* START DATA PROVIDED *

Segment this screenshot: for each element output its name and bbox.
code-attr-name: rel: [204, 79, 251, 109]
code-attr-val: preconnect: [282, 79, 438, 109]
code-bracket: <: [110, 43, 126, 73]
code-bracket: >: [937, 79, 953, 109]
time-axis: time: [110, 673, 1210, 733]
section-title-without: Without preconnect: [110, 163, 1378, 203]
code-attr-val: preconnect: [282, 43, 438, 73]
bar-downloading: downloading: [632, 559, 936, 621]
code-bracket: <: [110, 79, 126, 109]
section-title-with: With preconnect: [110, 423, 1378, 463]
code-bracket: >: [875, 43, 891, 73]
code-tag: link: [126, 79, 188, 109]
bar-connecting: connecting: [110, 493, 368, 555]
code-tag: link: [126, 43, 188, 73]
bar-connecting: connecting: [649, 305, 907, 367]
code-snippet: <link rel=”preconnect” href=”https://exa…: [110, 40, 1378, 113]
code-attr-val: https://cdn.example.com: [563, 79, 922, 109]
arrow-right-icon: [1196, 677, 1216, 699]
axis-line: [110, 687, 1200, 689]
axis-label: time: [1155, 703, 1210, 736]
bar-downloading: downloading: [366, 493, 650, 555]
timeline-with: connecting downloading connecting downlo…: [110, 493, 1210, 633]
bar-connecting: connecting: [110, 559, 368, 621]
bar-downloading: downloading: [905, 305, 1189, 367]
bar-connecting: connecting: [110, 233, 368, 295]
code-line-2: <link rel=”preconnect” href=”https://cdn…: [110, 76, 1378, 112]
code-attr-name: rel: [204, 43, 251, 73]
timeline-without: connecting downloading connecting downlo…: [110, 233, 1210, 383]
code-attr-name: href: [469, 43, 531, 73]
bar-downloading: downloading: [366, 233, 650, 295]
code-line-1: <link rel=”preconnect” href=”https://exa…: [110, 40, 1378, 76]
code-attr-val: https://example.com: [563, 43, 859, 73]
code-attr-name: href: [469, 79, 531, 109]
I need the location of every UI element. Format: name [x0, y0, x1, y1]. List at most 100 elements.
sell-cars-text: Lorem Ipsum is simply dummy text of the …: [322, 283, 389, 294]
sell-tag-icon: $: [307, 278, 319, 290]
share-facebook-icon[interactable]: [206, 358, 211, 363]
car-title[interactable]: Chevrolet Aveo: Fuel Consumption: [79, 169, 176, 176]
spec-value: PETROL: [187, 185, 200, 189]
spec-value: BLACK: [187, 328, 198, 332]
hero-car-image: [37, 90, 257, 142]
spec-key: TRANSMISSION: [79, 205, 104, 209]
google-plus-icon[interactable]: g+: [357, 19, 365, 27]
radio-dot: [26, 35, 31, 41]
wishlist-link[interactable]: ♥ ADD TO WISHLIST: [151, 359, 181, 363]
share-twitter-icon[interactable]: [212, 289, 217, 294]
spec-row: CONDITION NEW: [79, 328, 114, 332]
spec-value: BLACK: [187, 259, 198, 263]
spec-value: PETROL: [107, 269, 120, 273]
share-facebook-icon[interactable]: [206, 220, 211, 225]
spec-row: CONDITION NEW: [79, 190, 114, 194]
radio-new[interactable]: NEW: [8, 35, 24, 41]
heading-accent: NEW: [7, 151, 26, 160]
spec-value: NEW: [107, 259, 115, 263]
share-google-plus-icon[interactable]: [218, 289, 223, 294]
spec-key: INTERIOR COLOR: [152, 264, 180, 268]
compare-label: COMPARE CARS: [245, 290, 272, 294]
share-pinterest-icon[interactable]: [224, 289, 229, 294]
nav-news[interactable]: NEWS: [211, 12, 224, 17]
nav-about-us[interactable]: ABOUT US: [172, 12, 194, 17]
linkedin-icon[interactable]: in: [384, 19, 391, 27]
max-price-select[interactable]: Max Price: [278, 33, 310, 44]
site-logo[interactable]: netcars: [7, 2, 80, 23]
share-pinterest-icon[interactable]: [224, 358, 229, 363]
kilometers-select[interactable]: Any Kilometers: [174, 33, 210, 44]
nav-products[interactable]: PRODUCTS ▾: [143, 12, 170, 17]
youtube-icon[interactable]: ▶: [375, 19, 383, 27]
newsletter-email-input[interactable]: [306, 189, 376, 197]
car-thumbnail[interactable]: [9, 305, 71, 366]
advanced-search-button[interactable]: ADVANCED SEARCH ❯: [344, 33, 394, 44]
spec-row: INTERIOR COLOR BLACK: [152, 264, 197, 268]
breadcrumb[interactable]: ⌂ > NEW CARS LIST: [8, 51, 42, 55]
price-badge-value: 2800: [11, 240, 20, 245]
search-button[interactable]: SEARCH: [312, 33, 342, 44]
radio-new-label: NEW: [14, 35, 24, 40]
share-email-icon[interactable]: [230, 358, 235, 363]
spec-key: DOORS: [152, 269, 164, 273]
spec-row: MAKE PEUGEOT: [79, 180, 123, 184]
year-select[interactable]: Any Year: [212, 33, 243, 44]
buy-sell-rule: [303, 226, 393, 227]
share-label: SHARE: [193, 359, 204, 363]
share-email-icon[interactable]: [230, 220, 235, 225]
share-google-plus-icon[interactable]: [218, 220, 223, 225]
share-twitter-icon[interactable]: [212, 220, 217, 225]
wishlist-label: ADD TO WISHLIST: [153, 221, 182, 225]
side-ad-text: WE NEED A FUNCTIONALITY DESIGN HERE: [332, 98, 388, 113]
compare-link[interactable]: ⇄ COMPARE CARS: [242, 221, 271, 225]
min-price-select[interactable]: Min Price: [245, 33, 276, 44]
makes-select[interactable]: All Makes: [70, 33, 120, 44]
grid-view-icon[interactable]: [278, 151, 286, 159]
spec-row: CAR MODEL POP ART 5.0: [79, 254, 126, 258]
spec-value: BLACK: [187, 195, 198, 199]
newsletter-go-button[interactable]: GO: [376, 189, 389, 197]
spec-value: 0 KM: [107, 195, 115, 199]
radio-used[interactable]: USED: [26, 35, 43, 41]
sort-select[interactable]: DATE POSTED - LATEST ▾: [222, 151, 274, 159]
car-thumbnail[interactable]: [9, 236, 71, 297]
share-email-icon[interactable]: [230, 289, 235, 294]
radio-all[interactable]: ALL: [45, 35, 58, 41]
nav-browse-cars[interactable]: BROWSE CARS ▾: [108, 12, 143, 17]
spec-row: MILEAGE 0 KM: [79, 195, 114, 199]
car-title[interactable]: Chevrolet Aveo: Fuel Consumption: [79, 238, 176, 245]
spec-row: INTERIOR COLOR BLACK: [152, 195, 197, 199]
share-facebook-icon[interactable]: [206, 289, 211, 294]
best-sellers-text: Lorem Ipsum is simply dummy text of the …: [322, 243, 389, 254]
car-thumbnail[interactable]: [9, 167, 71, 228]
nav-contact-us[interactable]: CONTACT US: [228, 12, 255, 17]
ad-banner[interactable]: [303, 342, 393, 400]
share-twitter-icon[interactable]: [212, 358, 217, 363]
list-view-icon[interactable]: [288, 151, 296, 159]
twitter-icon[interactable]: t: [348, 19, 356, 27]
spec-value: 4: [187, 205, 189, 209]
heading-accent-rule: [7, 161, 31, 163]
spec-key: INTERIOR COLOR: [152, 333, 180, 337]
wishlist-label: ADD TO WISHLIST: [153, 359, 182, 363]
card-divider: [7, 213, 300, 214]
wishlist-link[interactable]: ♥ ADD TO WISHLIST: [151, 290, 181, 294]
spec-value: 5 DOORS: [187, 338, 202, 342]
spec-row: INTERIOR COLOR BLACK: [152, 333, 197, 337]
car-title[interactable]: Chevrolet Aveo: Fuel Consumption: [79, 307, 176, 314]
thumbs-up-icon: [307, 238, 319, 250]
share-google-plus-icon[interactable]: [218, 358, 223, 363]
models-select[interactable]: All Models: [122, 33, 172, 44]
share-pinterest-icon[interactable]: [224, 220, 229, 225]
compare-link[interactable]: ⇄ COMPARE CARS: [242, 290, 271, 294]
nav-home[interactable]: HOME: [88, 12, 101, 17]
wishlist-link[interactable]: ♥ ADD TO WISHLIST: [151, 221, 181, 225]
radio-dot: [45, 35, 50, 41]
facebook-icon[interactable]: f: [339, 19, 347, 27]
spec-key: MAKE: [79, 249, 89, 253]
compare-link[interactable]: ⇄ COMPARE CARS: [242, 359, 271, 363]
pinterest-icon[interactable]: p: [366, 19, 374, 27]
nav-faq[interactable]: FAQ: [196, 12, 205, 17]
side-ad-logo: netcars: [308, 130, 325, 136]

* END DATA PROVIDED *

Can you copy out the records word for word, starting at the very first line and stopping after the line that contains "I need the location"?

Segment this screenshot: for each element output its name and bbox.
code-attr-name: rel: [204, 79, 251, 109]
code-attr-val: preconnect: [282, 79, 438, 109]
code-bracket: <: [110, 43, 126, 73]
code-bracket: >: [937, 79, 953, 109]
time-axis: time: [110, 673, 1210, 733]
section-title-without: Without preconnect: [110, 163, 1378, 203]
code-attr-val: preconnect: [282, 43, 438, 73]
bar-downloading: downloading: [632, 559, 936, 621]
code-bracket: <: [110, 79, 126, 109]
section-title-with: With preconnect: [110, 423, 1378, 463]
code-bracket: >: [875, 43, 891, 73]
code-tag: link: [126, 79, 188, 109]
bar-connecting: connecting: [110, 493, 368, 555]
code-tag: link: [126, 43, 188, 73]
bar-connecting: connecting: [649, 305, 907, 367]
code-snippet: <link rel=”preconnect” href=”https://exa…: [110, 40, 1378, 113]
code-attr-val: https://cdn.example.com: [563, 79, 922, 109]
arrow-right-icon: [1196, 677, 1216, 699]
axis-line: [110, 687, 1200, 689]
axis-label: time: [1155, 703, 1210, 736]
bar-downloading: downloading: [366, 493, 650, 555]
timeline-with: connecting downloading connecting downlo…: [110, 493, 1210, 633]
bar-connecting: connecting: [110, 559, 368, 621]
bar-downloading: downloading: [905, 305, 1189, 367]
bar-connecting: connecting: [110, 233, 368, 295]
code-line-2: <link rel=”preconnect” href=”https://cdn…: [110, 76, 1378, 112]
code-attr-name: rel: [204, 43, 251, 73]
timeline-without: connecting downloading connecting downlo…: [110, 233, 1210, 383]
code-attr-name: href: [469, 43, 531, 73]
bar-downloading: downloading: [366, 233, 650, 295]
code-line-1: <link rel=”preconnect” href=”https://exa…: [110, 40, 1378, 76]
code-attr-val: https://example.com: [563, 43, 859, 73]
code-attr-name: href: [469, 79, 531, 109]
I need the location of every UI element. Format: name [x0, y0, x1, y1]. List at most 100 elements.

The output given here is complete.